Lines of data:
══════════════════════════════

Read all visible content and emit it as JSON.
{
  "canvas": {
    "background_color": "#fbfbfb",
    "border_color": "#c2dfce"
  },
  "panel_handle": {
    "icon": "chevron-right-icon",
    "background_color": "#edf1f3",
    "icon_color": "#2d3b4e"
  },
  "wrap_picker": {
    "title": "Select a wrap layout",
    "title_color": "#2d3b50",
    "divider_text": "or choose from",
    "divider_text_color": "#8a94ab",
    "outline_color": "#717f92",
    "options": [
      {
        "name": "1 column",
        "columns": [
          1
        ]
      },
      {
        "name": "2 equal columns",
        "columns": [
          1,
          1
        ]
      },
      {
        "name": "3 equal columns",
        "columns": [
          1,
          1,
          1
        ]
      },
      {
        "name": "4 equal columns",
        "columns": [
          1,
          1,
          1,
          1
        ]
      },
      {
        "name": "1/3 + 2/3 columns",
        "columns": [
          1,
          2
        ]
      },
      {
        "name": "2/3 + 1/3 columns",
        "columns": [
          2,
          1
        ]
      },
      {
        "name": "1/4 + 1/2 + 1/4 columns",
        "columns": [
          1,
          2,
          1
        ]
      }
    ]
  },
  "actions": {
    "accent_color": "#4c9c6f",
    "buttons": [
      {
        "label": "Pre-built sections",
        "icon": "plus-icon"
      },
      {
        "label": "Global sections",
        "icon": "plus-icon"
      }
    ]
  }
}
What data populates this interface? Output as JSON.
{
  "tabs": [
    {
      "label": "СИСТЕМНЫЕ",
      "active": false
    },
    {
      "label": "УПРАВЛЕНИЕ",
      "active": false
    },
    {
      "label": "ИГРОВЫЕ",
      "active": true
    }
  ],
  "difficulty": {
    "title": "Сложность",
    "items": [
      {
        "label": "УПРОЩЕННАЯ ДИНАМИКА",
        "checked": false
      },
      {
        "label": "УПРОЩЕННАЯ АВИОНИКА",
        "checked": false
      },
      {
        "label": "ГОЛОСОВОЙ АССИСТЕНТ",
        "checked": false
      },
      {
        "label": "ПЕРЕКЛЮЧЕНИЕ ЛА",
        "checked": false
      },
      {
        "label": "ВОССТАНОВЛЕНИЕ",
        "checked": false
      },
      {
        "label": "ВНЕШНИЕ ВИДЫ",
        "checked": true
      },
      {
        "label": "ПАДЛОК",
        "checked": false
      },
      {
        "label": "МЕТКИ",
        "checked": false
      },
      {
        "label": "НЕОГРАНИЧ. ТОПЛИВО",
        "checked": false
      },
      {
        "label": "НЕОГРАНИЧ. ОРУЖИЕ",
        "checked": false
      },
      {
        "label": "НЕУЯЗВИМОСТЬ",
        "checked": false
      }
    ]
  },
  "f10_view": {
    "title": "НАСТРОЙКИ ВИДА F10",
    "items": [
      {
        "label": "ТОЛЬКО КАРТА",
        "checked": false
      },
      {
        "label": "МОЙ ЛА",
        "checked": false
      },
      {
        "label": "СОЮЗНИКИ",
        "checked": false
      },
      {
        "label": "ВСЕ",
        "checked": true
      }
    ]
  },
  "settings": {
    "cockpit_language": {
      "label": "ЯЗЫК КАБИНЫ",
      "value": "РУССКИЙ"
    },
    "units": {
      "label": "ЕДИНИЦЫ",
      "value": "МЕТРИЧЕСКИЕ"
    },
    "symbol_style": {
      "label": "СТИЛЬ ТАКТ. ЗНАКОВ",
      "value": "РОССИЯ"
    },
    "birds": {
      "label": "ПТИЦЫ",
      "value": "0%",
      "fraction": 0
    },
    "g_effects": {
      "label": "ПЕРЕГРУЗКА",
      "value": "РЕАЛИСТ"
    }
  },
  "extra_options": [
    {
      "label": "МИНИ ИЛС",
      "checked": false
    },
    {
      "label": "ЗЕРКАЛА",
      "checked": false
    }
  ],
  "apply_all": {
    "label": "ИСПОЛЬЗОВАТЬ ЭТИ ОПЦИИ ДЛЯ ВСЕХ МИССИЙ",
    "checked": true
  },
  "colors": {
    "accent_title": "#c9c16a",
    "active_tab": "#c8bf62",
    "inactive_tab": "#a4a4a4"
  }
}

══════════════════════════════

Print every entry exactly as it appears.

Read all visible content and emit it as JSON.
{
  "canvas": {
    "background_color": "#fbfbfb",
    "border_color": "#c2dfce"
  },
  "panel_handle": {
    "icon": "chevron-right-icon",
    "background_color": "#edf1f3",
    "icon_color": "#2d3b4e"
  },
  "wrap_picker": {
    "title": "Select a wrap layout",
    "title_color": "#2d3b50",
    "divider_text": "or choose from",
    "divider_text_color": "#8a94ab",
    "outline_color": "#717f92",
    "options": [
      {
        "name": "1 column",
        "columns": [
          1
        ]
      },
      {
        "name": "2 equal columns",
        "columns": [
          1,
          1
        ]
      },
      {
        "name": "3 equal columns",
        "columns": [
          1,
          1,
          1
        ]
      },
      {
        "name": "4 equal columns",
        "columns": [
          1,
          1,
          1,
          1
        ]
      },
      {
        "name": "1/3 + 2/3 columns",
        "columns": [
          1,
          2
        ]
      },
      {
        "name": "2/3 + 1/3 columns",
        "columns": [
          2,
          1
        ]
      },
      {
        "name": "1/4 + 1/2 + 1/4 columns",
        "columns": [
          1,
          2,
          1
        ]
      }
    ]
  },
  "actions": {
    "accent_color": "#4c9c6f",
    "buttons": [
      {
        "label": "Pre-built sections",
        "icon": "plus-icon"
      },
      {
        "label": "Global sections",
        "icon": "plus-icon"
      }
    ]
  }
}
What data populates this interface? Output as JSON.
{
  "tabs": [
    {
      "label": "СИСТЕМНЫЕ",
      "active": false
    },
    {
      "label": "УПРАВЛЕНИЕ",
      "active": false
    },
    {
      "label": "ИГРОВЫЕ",
      "active": true
    }
  ],
  "difficulty": {
    "title": "Сложность",
    "items": [
      {
        "label": "УПРОЩЕННАЯ ДИНАМИКА",
        "checked": false
      },
      {
        "label": "УПРОЩЕННАЯ АВИОНИКА",
        "checked": false
      },
      {
        "label": "ГОЛОСОВОЙ АССИСТЕНТ",
        "checked": false
      },
      {
        "label": "ПЕРЕКЛЮЧЕНИЕ ЛА",
        "checked": false
      },
      {
        "label": "ВОССТАНОВЛЕНИЕ",
        "checked": false
      },
      {
        "label": "ВНЕШНИЕ ВИДЫ",
        "checked": true
      },
      {
        "label": "ПАДЛОК",
        "checked": false
      },
      {
        "label": "МЕТКИ",
        "checked": false
      },
      {
        "label": "НЕОГРАНИЧ. ТОПЛИВО",
        "checked": false
      },
      {
        "label": "НЕОГРАНИЧ. ОРУЖИЕ",
        "checked": false
      },
      {
        "label": "НЕУЯЗВИМОСТЬ",
        "checked": false
      }
    ]
  },
  "f10_view": {
    "title": "НАСТРОЙКИ ВИДА F10",
    "items": [
      {
        "label": "ТОЛЬКО КАРТА",
        "checked": false
      },
      {
        "label": "МОЙ ЛА",
        "checked": false
      },
      {
        "label": "СОЮЗНИКИ",
        "checked": false
      },
      {
        "label": "ВСЕ",
        "checked": true
      }
    ]
  },
  "settings": {
    "cockpit_language": {
      "label": "ЯЗЫК КАБИНЫ",
      "value": "РУССКИЙ"
    },
    "units": {
      "label": "ЕДИНИЦЫ",
      "value": "МЕТРИЧЕСКИЕ"
    },
    "symbol_style": {
      "label": "СТИЛЬ ТАКТ. ЗНАКОВ",
      "value": "РОССИЯ"
    },
    "birds": {
      "label": "ПТИЦЫ",
      "value": "0%",
      "fraction": 0
    },
    "g_effects": {
      "label": "ПЕРЕГРУЗКА",
      "value": "РЕАЛИСТ"
    }
  },
  "extra_options": [
    {
      "label": "МИНИ ИЛС",
      "checked": false
    },
    {
      "label": "ЗЕРКАЛА",
      "checked": false
    }
  ],
  "apply_all": {
    "label": "ИСПОЛЬЗОВАТЬ ЭТИ ОПЦИИ ДЛЯ ВСЕХ МИССИЙ",
    "checked": true
  },
  "colors": {
    "accent_title": "#c9c16a",
    "active_tab": "#c8bf62",
    "inactive_tab": "#a4a4a4"
  }
}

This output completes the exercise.